Short problem 1: Which forum members, other than Markw, posted replies in the macro lens thread? List every one.
Short problem 2: Answer yes or no to whether each statement agrees with the macro lens thread, and quote the words that decide it: (a) Markw went out with a Sigma 150 macro lens. (b) 480sparky picked the fourth photo as the best. (c) BKSPicture liked the fifth photo most.

Given passage:

· · · · · · ·

# First day out with the Macro lens in a LONG time.



## Markw (Aug 22, 2012)

Well, I picked up my D800 and Sigma 180/3.5 Macro lens today and headed out the door for the first trip down macro lane I've had in a LONG time.  Here are some of my favorites.  I'd love to hear your thoughts.

1






2





3





4





5





Thanks for stopping by!
Mark


----------



## TheFantasticG (Aug 22, 2012)

That's a really really nice combo... Makes me want to trade in my Sigma 150...


----------



## 480sparky (Aug 22, 2012)

#4 is the winner.

So, when is the _D800 and Sigma 180 macro Across America_ begin?


----------



## Markw (Aug 22, 2012)

TheFantasticG said:


> That's a really really nice combo... Makes me want to trade in my Sigma 150...



Haha, thanks.  If it's the OS version, I'll trade you. 



480sparky said:


> #4 is the winner.
> 
> So, when is the _D800 and Sigma 180 macro Across America_ begin?



Thanks. 
And Haha!  Right.  If only I was filthy rich, and people wouldn't be inclined to steal it (not to mention actually knew how to use it). That would be incredible.

Mark


----------



## BKSPicture (Aug 23, 2012)

All great shots!
But love the first one a little bit more 
Nice and warm


----------



## thiha (Aug 23, 2012)

wow great!! my favriate is #5


----------



## cgipson1 (Aug 23, 2012)

Mark... Love the shroom shots.. they are really nice!

· · · · · · ·

Collected data:
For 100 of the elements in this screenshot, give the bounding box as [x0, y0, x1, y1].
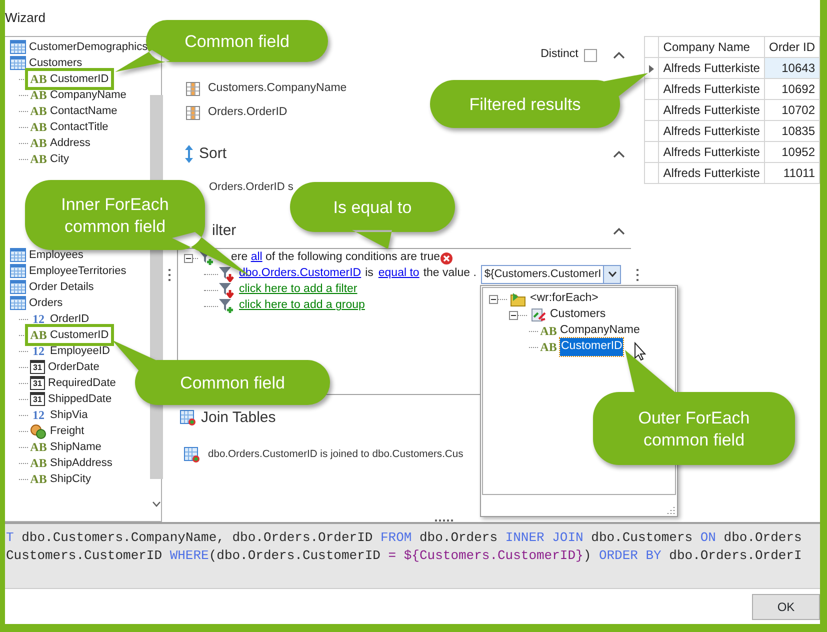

· · · · · · ·

Written solution 1: TheFantasticG, 480sparky, BKSPicture, thiha, cgipson1

Written solution 2:
(a) No: "I picked up my D800 and Sigma 180/3.5 Macro lens today"
(b) Yes: "#4 is the winner."
(c) No: "But love the first one a little bit more"